──────── Stored data

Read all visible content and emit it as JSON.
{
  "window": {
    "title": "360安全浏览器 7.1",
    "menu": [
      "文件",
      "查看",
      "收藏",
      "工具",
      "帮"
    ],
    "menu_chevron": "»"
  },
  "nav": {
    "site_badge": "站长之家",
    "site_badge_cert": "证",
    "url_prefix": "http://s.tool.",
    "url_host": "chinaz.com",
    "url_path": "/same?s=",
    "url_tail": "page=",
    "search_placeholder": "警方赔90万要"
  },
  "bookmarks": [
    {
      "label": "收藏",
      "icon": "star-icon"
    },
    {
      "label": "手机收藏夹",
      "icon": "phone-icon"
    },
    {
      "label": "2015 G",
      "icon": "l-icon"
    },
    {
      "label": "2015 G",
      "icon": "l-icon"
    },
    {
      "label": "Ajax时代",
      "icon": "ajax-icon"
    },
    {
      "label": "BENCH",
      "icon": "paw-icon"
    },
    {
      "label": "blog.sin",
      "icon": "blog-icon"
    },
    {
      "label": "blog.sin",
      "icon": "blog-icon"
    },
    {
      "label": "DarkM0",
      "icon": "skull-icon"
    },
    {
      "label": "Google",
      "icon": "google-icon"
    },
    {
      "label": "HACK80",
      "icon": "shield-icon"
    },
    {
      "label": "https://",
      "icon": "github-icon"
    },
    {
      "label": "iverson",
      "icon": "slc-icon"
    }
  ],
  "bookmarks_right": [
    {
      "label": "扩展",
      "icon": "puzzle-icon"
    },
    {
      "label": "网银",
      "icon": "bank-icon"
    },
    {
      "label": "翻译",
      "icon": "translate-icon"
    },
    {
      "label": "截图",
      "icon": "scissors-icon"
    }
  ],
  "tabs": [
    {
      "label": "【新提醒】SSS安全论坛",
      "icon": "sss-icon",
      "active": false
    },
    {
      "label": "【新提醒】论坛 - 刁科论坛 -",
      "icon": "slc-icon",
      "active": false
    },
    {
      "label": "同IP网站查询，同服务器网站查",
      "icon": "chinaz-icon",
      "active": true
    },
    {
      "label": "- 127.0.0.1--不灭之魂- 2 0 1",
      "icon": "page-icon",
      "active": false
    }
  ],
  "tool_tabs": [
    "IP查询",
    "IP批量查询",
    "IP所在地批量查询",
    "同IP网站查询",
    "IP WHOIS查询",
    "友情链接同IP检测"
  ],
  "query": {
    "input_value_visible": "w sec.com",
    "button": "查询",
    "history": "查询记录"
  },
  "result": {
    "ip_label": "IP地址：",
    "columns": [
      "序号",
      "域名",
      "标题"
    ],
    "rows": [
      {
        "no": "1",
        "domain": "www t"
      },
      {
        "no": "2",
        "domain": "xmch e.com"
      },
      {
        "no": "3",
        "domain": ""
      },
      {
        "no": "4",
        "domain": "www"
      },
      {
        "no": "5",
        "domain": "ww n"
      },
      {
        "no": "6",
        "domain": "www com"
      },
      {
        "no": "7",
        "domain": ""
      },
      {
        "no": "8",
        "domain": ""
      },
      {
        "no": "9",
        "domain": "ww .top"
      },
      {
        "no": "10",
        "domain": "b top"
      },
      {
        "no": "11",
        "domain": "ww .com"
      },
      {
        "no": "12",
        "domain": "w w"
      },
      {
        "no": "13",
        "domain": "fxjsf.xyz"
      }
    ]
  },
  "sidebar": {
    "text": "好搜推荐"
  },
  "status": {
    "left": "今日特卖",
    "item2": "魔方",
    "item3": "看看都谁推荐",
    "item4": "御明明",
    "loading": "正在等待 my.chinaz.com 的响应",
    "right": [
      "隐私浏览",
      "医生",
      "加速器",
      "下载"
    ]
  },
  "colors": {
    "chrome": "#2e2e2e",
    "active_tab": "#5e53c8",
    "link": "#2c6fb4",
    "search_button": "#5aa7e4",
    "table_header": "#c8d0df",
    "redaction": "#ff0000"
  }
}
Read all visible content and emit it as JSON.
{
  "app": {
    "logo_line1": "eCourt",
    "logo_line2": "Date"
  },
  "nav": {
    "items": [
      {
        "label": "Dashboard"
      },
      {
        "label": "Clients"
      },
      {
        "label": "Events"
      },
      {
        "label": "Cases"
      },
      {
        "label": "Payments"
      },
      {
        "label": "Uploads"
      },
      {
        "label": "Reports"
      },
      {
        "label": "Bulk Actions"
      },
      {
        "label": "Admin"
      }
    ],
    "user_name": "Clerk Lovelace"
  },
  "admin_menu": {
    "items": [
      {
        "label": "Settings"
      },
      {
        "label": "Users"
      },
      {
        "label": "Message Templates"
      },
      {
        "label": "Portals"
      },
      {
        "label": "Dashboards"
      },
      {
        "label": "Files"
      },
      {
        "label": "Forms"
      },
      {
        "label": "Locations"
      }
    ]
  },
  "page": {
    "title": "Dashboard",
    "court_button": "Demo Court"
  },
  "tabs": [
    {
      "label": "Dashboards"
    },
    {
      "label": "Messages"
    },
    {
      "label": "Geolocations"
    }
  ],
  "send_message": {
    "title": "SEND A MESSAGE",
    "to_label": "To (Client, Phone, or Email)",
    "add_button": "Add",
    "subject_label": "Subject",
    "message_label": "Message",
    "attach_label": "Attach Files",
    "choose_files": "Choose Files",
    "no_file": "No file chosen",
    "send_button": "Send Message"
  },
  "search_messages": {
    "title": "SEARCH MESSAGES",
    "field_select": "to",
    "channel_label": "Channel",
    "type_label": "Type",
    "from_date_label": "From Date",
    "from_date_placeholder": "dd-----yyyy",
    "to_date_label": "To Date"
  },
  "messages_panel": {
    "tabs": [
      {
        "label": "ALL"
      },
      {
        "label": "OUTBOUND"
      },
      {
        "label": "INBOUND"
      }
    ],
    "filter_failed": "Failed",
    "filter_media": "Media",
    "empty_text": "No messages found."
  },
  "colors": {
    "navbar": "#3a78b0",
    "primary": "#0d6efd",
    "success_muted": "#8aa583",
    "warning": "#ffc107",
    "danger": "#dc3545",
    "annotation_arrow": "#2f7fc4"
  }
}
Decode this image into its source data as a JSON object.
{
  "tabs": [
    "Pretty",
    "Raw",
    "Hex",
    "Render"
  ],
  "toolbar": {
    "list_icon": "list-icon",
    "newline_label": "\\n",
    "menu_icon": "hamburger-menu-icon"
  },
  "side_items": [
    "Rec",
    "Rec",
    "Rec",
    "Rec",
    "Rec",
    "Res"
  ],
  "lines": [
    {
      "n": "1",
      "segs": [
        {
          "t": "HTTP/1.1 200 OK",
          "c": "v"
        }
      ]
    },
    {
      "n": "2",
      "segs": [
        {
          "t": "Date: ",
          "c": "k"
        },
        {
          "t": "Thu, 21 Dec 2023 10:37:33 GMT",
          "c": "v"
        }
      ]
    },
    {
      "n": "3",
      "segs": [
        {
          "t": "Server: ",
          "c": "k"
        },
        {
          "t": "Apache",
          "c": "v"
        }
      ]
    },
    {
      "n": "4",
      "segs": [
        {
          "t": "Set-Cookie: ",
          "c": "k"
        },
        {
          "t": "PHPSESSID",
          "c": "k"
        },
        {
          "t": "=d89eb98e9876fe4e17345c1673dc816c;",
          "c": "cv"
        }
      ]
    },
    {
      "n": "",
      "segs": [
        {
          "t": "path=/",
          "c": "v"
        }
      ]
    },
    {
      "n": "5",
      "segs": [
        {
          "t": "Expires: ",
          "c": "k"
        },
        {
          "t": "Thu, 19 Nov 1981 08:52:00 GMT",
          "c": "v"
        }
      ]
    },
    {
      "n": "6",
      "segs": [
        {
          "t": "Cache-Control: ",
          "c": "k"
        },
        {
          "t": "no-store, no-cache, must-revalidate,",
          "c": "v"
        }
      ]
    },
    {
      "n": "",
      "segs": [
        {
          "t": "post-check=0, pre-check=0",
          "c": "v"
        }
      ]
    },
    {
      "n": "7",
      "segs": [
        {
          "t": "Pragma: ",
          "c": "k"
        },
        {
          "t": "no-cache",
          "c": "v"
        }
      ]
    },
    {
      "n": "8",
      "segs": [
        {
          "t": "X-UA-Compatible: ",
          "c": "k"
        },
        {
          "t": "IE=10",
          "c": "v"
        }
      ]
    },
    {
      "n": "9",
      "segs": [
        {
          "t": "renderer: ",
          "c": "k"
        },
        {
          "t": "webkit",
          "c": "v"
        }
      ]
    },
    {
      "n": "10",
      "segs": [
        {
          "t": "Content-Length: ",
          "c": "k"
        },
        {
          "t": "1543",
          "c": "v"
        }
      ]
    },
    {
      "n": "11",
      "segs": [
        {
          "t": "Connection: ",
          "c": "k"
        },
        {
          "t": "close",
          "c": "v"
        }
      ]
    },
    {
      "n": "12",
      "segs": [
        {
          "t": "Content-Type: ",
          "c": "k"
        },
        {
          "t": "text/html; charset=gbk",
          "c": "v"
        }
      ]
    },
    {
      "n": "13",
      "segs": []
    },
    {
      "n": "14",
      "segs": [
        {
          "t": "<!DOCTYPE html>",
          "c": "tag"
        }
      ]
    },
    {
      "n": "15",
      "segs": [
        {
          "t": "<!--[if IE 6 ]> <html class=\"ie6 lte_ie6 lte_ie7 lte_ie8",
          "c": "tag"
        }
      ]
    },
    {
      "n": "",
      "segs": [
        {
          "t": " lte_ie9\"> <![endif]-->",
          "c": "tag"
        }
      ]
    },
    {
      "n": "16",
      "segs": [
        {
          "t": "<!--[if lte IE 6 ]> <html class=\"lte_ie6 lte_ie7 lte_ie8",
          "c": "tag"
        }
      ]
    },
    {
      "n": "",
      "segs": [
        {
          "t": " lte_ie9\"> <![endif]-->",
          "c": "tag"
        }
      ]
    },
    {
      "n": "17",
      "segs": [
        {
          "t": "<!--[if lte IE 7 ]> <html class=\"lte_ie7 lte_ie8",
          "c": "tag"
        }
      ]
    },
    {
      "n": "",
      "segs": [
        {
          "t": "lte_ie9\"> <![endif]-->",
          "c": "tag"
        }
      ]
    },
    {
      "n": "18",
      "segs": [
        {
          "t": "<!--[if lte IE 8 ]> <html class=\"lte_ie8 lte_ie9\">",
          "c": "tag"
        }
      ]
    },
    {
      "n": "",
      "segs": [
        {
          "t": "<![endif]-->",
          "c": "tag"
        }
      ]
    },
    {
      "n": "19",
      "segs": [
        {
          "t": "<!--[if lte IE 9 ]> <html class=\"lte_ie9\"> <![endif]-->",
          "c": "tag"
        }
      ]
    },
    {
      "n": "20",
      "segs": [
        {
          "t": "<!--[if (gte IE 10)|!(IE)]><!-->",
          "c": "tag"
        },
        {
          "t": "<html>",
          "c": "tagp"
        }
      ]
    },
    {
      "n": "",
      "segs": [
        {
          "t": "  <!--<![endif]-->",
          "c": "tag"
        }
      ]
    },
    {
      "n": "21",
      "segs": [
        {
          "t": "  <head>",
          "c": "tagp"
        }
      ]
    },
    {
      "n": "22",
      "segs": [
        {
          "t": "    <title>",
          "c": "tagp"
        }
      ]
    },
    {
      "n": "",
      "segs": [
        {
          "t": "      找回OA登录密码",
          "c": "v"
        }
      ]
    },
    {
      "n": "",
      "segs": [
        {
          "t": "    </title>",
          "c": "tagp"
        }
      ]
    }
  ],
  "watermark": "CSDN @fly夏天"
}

────────────────

- _Exercise goal_
Lines that hold "title" are the ones to copy; find all of them.

- _The solution_
    "title": "360安全浏览器 7.1",
    "title": "Dashboard",
    "title": "SEND A MESSAGE",
    "title": "SEARCH MESSAGES",
          "t": "    <title>",
          "t": "    </title>",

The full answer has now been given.